## To be done
Return the material word for word. Do not include the pictures.

[Data entries]
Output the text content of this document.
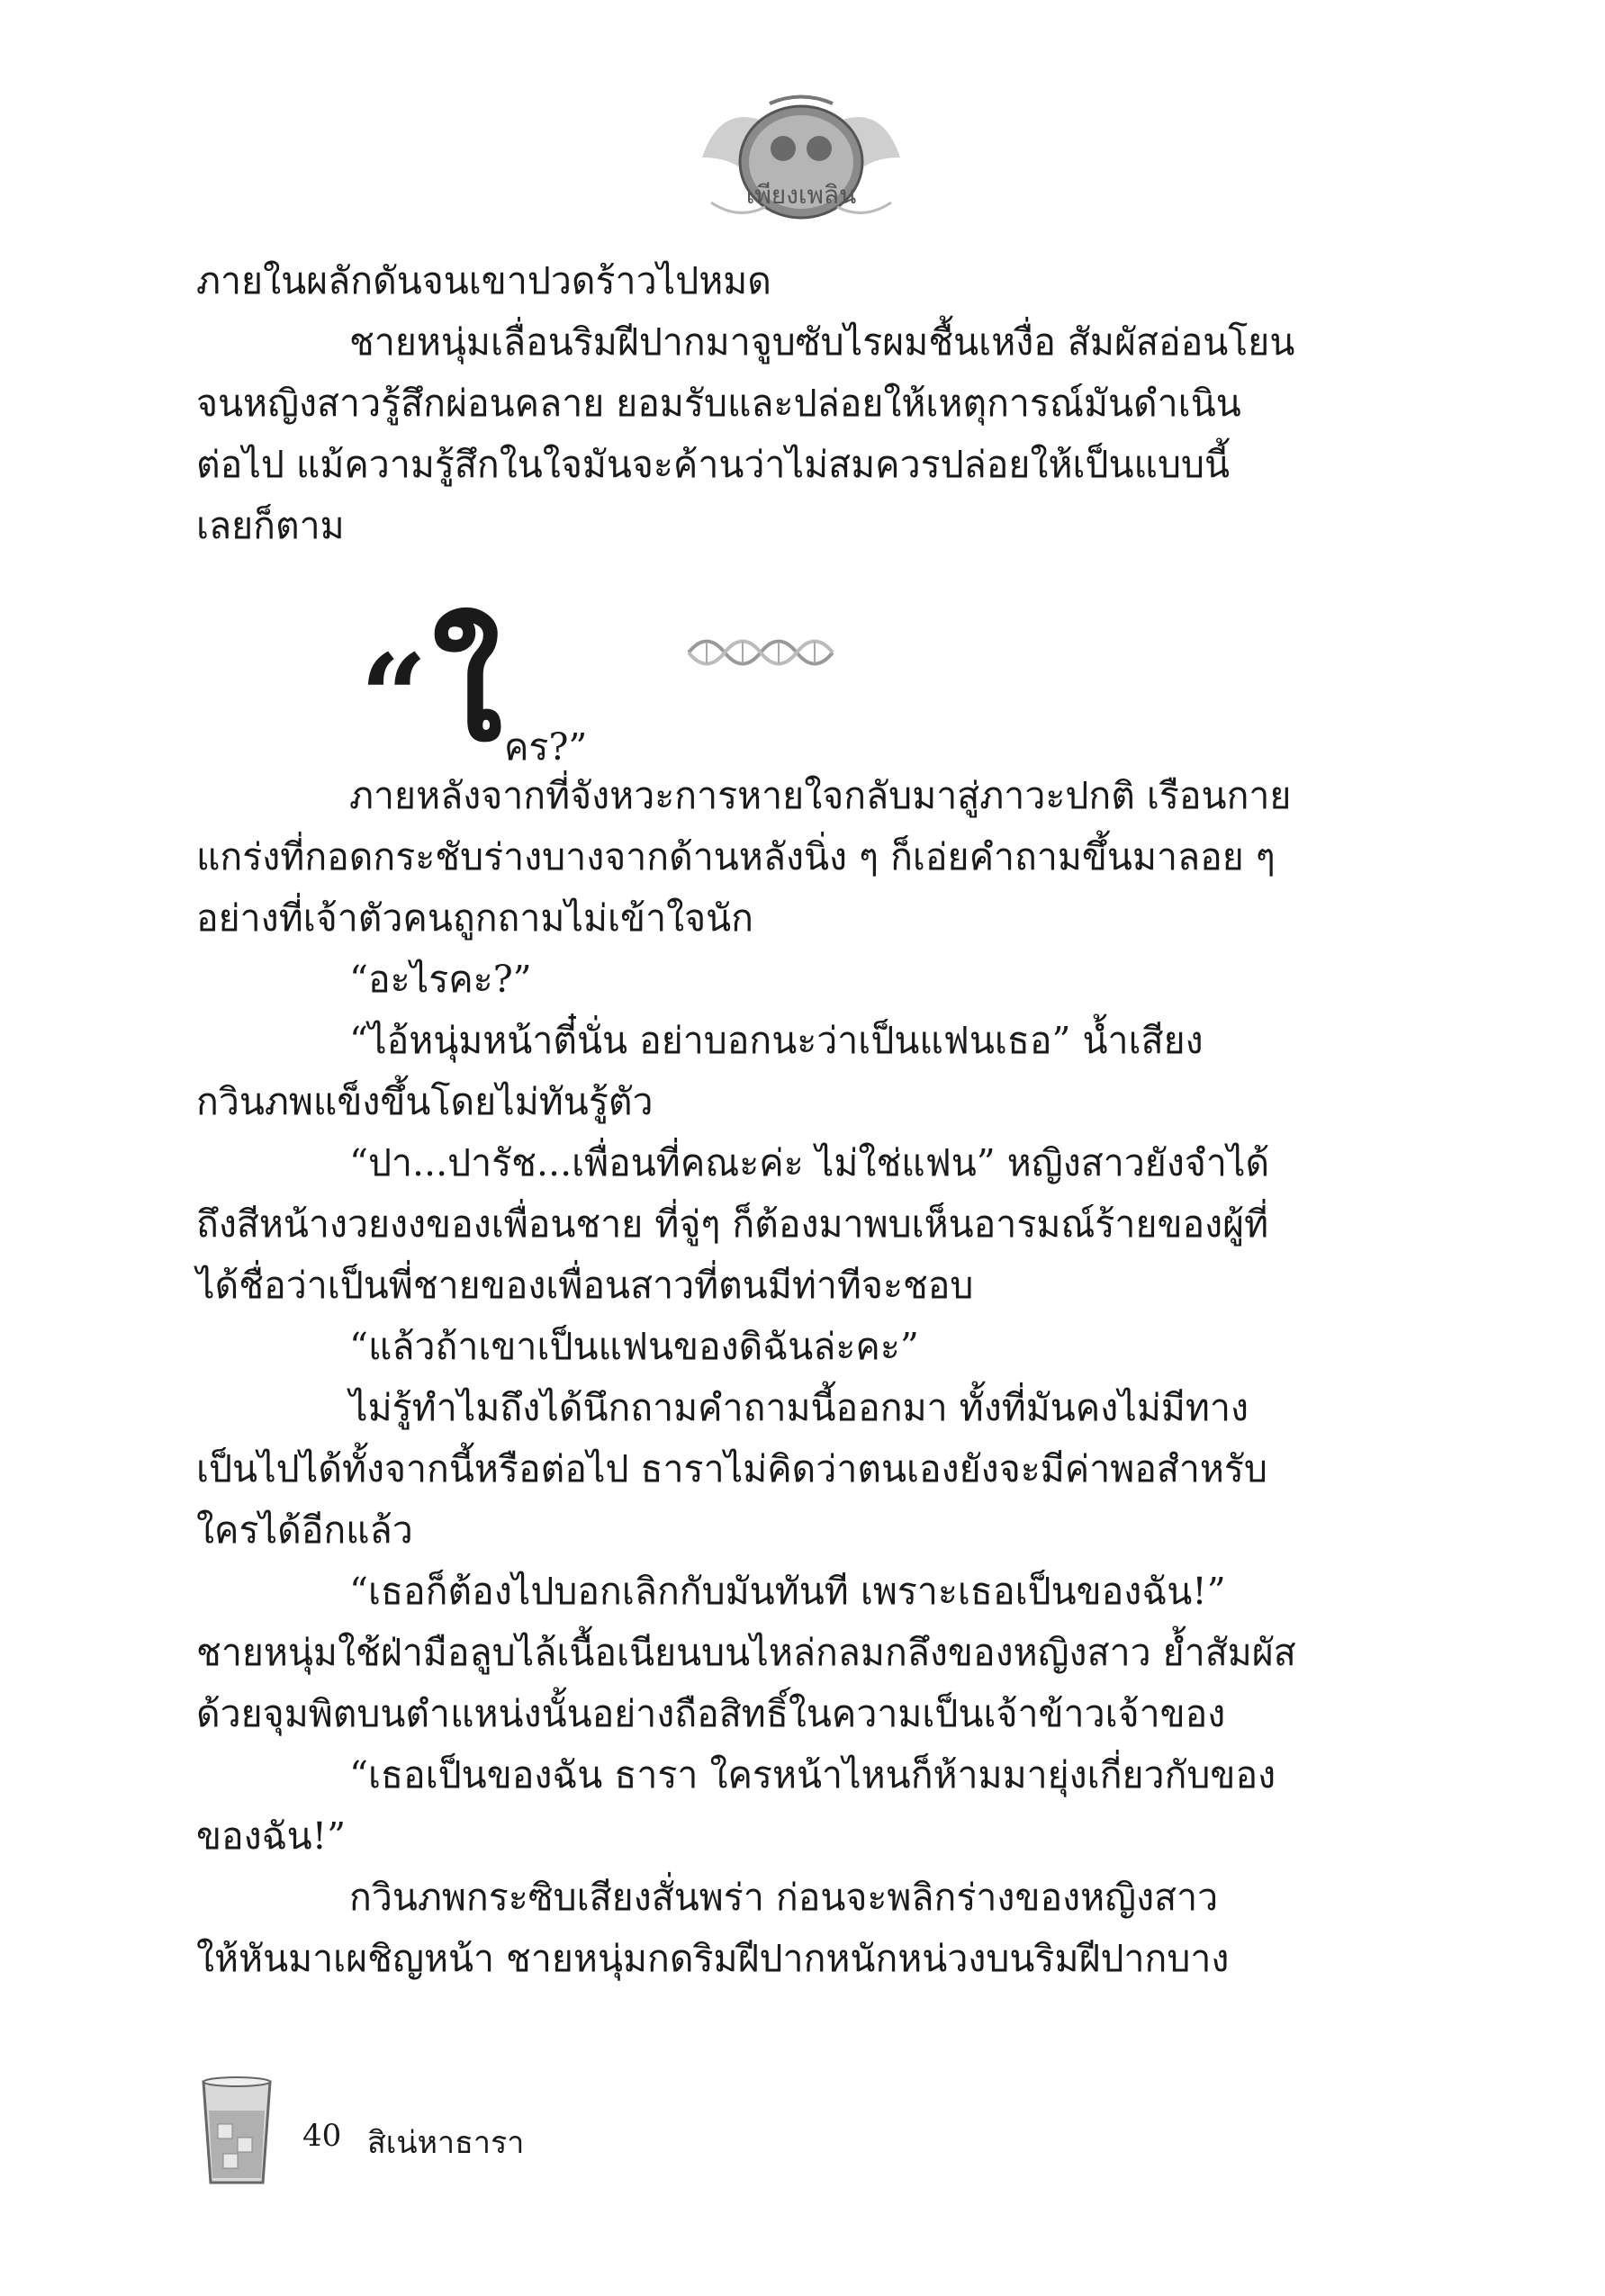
เพียงเพลิน

ภายในผลักดันจนเขาปวดร้าวไปหมด

ชายหนุ่มเลื่อนริมฝีปากมาจูบซับไรผมชื้นเหงื่อ สัมผัสอ่อนโยน

จนหญิงสาวรู้สึกผ่อนคลาย ยอมรับและปล่อยให้เหตุการณ์มันดำเนิน

ต่อไป แม้ความรู้สึกในใจมันจะค้านว่าไม่สมควรปล่อยให้เป็นแบบนี้

เลยก็ตาม

“ ใ คร?”

ภายหลังจากที่จังหวะการหายใจกลับมาสู่ภาวะปกติ เรือนกาย

แกร่งที่กอดกระชับร่างบางจากด้านหลังนิ่ง ๆ ก็เอ่ยคำถามขึ้นมาลอย ๆ

อย่างที่เจ้าตัวคนถูกถามไม่เข้าใจนัก

“อะไรคะ?”

“ไอ้หนุ่มหน้าตี๋นั่น อย่าบอกนะว่าเป็นแฟนเธอ” น้ำเสียง

กวินภพแข็งขึ้นโดยไม่ทันรู้ตัว

“ปา...ปารัช...เพื่อนที่คณะค่ะ ไม่ใช่แฟน” หญิงสาวยังจำได้

ถึงสีหน้างวยงงของเพื่อนชาย ที่จู่ๆ ก็ต้องมาพบเห็นอารมณ์ร้ายของผู้ที่

ได้ชื่อว่าเป็นพี่ชายของเพื่อนสาวที่ตนมีท่าทีจะชอบ

“แล้วถ้าเขาเป็นแฟนของดิฉันล่ะคะ”

ไม่รู้ทำไมถึงได้นึกถามคำถามนี้ออกมา ทั้งที่มันคงไม่มีทาง

เป็นไปได้ทั้งจากนี้หรือต่อไป ธาราไม่คิดว่าตนเองยังจะมีค่าพอสำหรับ

ใครได้อีกแล้ว

“เธอก็ต้องไปบอกเลิกกับมันทันที เพราะเธอเป็นของฉัน!”

ชายหนุ่มใช้ฝ่ามือลูบไล้เนื้อเนียนบนไหล่กลมกลึงของหญิงสาว ย้ำสัมผัส

ด้วยจุมพิตบนตำแหน่งนั้นอย่างถือสิทธิ์ในความเป็นเจ้าข้าวเจ้าของ

“เธอเป็นของฉัน ธารา ใครหน้าไหนก็ห้ามมายุ่งเกี่ยวกับของ

ของฉัน!”

กวินภพกระซิบเสียงสั่นพร่า ก่อนจะพลิกร่างของหญิงสาว

ให้หันมาเผชิญหน้า ชายหนุ่มกดริมฝีปากหนักหน่วงบนริมฝีปากบาง

40 สิเน่หาธารา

## Solution for this task
Output the text content of this document.
เพียงเพลิน

ภายในผลักดันจนเขาปวดร้าวไปหมด

ชายหนุ่มเลื่อนริมฝีปากมาจูบซับไรผมชื้นเหงื่อ สัมผัสอ่อนโยน

จนหญิงสาวรู้สึกผ่อนคลาย ยอมรับและปล่อยให้เหตุการณ์มันดำเนิน

ต่อไป แม้ความรู้สึกในใจมันจะค้านว่าไม่สมควรปล่อยให้เป็นแบบนี้

เลยก็ตาม

“ ใ คร?”

ภายหลังจากที่จังหวะการหายใจกลับมาสู่ภาวะปกติ เรือนกาย

แกร่งที่กอดกระชับร่างบางจากด้านหลังนิ่ง ๆ ก็เอ่ยคำถามขึ้นมาลอย ๆ

อย่างที่เจ้าตัวคนถูกถามไม่เข้าใจนัก

“อะไรคะ?”

“ไอ้หนุ่มหน้าตี๋นั่น อย่าบอกนะว่าเป็นแฟนเธอ” น้ำเสียง

กวินภพแข็งขึ้นโดยไม่ทันรู้ตัว

“ปา...ปารัช...เพื่อนที่คณะค่ะ ไม่ใช่แฟน” หญิงสาวยังจำได้

ถึงสีหน้างวยงงของเพื่อนชาย ที่จู่ๆ ก็ต้องมาพบเห็นอารมณ์ร้ายของผู้ที่

ได้ชื่อว่าเป็นพี่ชายของเพื่อนสาวที่ตนมีท่าทีจะชอบ

“แล้วถ้าเขาเป็นแฟนของดิฉันล่ะคะ”

ไม่รู้ทำไมถึงได้นึกถามคำถามนี้ออกมา ทั้งที่มันคงไม่มีทาง

เป็นไปได้ทั้งจากนี้หรือต่อไป ธาราไม่คิดว่าตนเองยังจะมีค่าพอสำหรับ

ใครได้อีกแล้ว

“เธอก็ต้องไปบอกเลิกกับมันทันที เพราะเธอเป็นของฉัน!”

ชายหนุ่มใช้ฝ่ามือลูบไล้เนื้อเนียนบนไหล่กลมกลึงของหญิงสาว ย้ำสัมผัส

ด้วยจุมพิตบนตำแหน่งนั้นอย่างถือสิทธิ์ในความเป็นเจ้าข้าวเจ้าของ

“เธอเป็นของฉัน ธารา ใครหน้าไหนก็ห้ามมายุ่งเกี่ยวกับของ

ของฉัน!”

กวินภพกระซิบเสียงสั่นพร่า ก่อนจะพลิกร่างของหญิงสาว

ให้หันมาเผชิญหน้า ชายหนุ่มกดริมฝีปากหนักหน่วงบนริมฝีปากบาง

40 สิเน่หาธารา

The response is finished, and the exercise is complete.